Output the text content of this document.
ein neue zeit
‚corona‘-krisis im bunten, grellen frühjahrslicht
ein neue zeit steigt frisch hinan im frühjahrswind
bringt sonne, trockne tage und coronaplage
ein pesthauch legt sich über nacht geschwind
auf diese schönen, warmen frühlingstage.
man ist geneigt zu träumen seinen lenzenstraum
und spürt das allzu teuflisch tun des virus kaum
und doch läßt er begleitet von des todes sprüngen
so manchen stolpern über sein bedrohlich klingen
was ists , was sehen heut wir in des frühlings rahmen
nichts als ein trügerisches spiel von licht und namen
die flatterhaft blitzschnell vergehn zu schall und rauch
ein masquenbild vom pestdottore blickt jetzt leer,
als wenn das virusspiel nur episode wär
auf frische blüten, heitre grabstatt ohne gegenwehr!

☆ ☆ ☆

### Activity
Go through the entries above and count each line that contains the string "zeit". Reply only with the total.

### Answer to this exercise
2